* [Written exercise]: Reproduce each of the lines word for word.

Collected data entries:
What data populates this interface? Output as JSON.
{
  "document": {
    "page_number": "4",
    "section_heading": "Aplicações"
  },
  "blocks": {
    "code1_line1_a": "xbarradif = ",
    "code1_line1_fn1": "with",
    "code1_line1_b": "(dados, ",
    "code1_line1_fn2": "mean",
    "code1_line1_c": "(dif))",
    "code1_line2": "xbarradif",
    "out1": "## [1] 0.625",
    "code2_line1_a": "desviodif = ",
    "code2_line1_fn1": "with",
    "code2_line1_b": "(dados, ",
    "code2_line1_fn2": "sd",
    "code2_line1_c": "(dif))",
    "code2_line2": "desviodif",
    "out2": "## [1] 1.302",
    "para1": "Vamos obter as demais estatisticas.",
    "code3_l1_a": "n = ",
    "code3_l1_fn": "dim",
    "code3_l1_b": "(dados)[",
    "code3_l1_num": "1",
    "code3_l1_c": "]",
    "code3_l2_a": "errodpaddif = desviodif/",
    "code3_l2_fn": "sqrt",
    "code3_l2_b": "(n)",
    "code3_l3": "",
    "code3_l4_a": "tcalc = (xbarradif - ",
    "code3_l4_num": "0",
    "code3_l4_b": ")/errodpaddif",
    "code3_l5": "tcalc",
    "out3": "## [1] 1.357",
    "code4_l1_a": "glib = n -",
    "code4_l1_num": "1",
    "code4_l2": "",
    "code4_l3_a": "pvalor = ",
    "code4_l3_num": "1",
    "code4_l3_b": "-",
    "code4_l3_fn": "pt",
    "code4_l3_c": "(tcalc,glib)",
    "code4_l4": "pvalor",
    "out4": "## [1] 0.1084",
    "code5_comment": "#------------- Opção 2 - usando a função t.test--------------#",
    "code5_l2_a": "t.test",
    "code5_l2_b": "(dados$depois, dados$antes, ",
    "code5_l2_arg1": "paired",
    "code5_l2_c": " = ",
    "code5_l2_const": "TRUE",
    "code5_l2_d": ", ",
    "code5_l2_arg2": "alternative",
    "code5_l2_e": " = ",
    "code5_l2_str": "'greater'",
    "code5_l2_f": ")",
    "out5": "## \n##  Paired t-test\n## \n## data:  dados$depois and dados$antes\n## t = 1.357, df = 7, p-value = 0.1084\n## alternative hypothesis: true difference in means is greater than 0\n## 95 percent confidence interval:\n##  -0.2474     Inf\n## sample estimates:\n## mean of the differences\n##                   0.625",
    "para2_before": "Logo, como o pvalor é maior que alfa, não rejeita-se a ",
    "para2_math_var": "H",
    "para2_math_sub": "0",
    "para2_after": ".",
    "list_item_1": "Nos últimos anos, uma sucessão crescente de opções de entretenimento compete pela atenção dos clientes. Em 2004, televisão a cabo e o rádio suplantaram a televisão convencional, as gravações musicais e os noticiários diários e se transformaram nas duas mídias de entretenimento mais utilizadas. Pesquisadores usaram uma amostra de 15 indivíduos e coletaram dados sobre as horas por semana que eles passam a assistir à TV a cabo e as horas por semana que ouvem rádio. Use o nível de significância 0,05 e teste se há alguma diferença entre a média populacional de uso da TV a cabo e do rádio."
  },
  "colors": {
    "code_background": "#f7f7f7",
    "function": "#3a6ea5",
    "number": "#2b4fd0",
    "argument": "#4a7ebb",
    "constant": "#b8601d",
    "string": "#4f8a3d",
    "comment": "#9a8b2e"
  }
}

* [Task result]:
What data populates this interface? Output as JSON.
{
  "document": {
    "page_number": "4",
    "section_heading": "Aplicações"
  },
  "blocks": {
    "code1_line1_a": "xbarradif = ",
    "code1_line1_fn1": "with",
    "code1_line1_b": "(dados, ",
    "code1_line1_fn2": "mean",
    "code1_line1_c": "(dif))",
    "code1_line2": "xbarradif",
    "out1": "## [1] 0.625",
    "code2_line1_a": "desviodif = ",
    "code2_line1_fn1": "with",
    "code2_line1_b": "(dados, ",
    "code2_line1_fn2": "sd",
    "code2_line1_c": "(dif))",
    "code2_line2": "desviodif",
    "out2": "## [1] 1.302",
    "para1": "Vamos obter as demais estatisticas.",
    "code3_l1_a": "n = ",
    "code3_l1_fn": "dim",
    "code3_l1_b": "(dados)[",
    "code3_l1_num": "1",
    "code3_l1_c": "]",
    "code3_l2_a": "errodpaddif = desviodif/",
    "code3_l2_fn": "sqrt",
    "code3_l2_b": "(n)",
    "code3_l3": "",
    "code3_l4_a": "tcalc = (xbarradif - ",
    "code3_l4_num": "0",
    "code3_l4_b": ")/errodpaddif",
    "code3_l5": "tcalc",
    "out3": "## [1] 1.357",
    "code4_l1_a": "glib = n -",
    "code4_l1_num": "1",
    "code4_l2": "",
    "code4_l3_a": "pvalor = ",
    "code4_l3_num": "1",
    "code4_l3_b": "-",
    "code4_l3_fn": "pt",
    "code4_l3_c": "(tcalc,glib)",
    "code4_l4": "pvalor",
    "out4": "## [1] 0.1084",
    "code5_comment": "#------------- Opção 2 - usando a função t.test--------------#",
    "code5_l2_a": "t.test",
    "code5_l2_b": "(dados$depois, dados$antes, ",
    "code5_l2_arg1": "paired",
    "code5_l2_c": " = ",
    "code5_l2_const": "TRUE",
    "code5_l2_d": ", ",
    "code5_l2_arg2": "alternative",
    "code5_l2_e": " = ",
    "code5_l2_str": "'greater'",
    "code5_l2_f": ")",
    "out5": "## \n##  Paired t-test\n## \n## data:  dados$depois and dados$antes\n## t = 1.357, df = 7, p-value = 0.1084\n## alternative hypothesis: true difference in means is greater than 0\n## 95 percent confidence interval:\n##  -0.2474     Inf\n## sample estimates:\n## mean of the differences\n##                   0.625",
    "para2_before": "Logo, como o pvalor é maior que alfa, não rejeita-se a ",
    "para2_math_var": "H",
    "para2_math_sub": "0",
    "para2_after": ".",
    "list_item_1": "Nos últimos anos, uma sucessão crescente de opções de entretenimento compete pela atenção dos clientes. Em 2004, televisão a cabo e o rádio suplantaram a televisão convencional, as gravações musicais e os noticiários diários e se transformaram nas duas mídias de entretenimento mais utilizadas. Pesquisadores usaram uma amostra de 15 indivíduos e coletaram dados sobre as horas por semana que eles passam a assistir à TV a cabo e as horas por semana que ouvem rádio. Use o nível de significância 0,05 e teste se há alguma diferença entre a média populacional de uso da TV a cabo e do rádio."
  },
  "colors": {
    "code_background": "#f7f7f7",
    "function": "#3a6ea5",
    "number": "#2b4fd0",
    "argument": "#4a7ebb",
    "constant": "#b8601d",
    "string": "#4f8a3d",
    "comment": "#9a8b2e"
  }
}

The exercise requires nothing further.